▸ **Aim**
Write out, word for word, only the lines from the one containing "Extract the structured" through the final line of the data.

▸ **Given entries**
--- BEGIN ---

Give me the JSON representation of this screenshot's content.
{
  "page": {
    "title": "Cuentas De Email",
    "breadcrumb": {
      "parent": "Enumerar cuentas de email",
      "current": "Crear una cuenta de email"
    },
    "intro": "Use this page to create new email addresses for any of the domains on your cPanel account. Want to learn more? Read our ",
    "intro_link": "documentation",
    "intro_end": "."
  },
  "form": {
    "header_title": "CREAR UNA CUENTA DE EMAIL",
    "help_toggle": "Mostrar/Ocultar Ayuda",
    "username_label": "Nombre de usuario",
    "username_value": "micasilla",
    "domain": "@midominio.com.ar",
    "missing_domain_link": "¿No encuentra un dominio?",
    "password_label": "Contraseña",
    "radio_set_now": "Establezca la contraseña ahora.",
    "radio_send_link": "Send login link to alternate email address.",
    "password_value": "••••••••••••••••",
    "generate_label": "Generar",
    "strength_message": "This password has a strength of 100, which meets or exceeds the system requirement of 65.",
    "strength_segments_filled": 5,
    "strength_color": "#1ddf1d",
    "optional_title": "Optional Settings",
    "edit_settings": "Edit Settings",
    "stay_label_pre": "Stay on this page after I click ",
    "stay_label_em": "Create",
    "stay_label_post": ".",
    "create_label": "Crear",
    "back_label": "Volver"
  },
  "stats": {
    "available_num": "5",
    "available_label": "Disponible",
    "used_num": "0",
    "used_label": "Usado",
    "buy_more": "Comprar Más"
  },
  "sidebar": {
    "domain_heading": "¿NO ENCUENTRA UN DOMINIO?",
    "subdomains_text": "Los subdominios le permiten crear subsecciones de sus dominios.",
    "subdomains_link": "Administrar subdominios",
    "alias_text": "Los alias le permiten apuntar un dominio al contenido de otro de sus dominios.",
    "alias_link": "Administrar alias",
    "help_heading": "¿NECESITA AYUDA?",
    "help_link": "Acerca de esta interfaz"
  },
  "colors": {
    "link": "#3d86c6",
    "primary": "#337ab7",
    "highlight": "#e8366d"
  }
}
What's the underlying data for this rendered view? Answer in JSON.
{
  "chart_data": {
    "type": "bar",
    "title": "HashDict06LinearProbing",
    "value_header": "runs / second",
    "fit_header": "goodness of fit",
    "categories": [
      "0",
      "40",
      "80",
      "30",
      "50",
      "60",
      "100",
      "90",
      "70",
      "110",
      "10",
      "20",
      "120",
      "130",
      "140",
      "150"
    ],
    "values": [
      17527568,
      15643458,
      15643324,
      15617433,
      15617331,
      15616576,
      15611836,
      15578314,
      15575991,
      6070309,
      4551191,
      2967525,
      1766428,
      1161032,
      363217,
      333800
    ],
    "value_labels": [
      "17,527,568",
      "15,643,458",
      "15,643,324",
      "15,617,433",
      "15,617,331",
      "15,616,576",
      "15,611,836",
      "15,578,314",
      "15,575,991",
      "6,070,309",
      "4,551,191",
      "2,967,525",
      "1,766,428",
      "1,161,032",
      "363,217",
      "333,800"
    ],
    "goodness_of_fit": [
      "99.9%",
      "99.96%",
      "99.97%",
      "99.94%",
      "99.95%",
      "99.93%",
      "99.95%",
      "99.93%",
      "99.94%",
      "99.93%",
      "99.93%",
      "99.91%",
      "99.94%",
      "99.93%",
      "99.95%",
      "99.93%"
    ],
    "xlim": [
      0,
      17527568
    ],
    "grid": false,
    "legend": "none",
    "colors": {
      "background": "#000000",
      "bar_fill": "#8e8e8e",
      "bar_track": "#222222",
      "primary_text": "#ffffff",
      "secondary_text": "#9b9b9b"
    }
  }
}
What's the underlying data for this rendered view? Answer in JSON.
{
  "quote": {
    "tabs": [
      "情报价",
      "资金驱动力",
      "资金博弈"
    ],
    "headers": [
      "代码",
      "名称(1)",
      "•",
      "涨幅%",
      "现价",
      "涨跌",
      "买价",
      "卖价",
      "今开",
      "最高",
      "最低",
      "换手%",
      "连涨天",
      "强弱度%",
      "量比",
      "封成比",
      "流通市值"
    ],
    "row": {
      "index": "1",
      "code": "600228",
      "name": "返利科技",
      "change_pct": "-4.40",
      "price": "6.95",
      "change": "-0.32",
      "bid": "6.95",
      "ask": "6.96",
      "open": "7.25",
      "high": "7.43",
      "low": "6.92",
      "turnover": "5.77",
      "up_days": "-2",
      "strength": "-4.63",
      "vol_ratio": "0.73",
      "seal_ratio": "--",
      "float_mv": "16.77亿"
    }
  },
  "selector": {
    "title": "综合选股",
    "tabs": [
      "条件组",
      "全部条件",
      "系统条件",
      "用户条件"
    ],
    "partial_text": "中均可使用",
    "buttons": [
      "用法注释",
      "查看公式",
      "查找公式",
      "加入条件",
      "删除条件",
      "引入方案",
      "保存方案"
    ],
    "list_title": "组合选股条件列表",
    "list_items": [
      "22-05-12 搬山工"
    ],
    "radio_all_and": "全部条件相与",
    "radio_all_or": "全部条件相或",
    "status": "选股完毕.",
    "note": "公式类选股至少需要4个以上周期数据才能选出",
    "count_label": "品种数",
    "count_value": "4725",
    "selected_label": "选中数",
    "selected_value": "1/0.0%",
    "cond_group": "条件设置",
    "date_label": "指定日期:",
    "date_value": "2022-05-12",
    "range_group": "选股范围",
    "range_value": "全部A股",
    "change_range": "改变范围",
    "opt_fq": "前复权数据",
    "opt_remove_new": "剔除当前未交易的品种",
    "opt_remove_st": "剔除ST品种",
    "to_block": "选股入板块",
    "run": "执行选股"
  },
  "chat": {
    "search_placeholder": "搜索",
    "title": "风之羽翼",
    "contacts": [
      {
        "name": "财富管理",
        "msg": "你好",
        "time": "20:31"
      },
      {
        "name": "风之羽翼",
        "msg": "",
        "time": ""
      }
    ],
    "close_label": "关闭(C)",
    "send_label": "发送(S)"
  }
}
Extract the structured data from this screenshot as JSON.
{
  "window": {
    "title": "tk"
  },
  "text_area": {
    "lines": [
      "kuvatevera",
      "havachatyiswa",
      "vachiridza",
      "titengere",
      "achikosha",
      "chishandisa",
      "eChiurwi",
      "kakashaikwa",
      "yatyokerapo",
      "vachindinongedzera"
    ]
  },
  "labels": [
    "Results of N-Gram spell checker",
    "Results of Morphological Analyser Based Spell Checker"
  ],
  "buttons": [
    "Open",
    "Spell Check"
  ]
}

--- END ---

▸ **Problem solution**
Extract the structured data from this screenshot as JSON.
{
  "window": {
    "title": "tk"
  },
  "text_area": {
    "lines": [
      "kuvatevera",
      "havachatyiswa",
      "vachiridza",
      "titengere",
      "achikosha",
      "chishandisa",
      "eChiurwi",
      "kakashaikwa",
      "yatyokerapo",
      "vachindinongedzera"
    ]
  },
  "labels": [
    "Results of N-Gram spell checker",
    "Results of Morphological Analyser Based Spell Checker"
  ],
  "buttons": [
    "Open",
    "Spell Check"
  ]
}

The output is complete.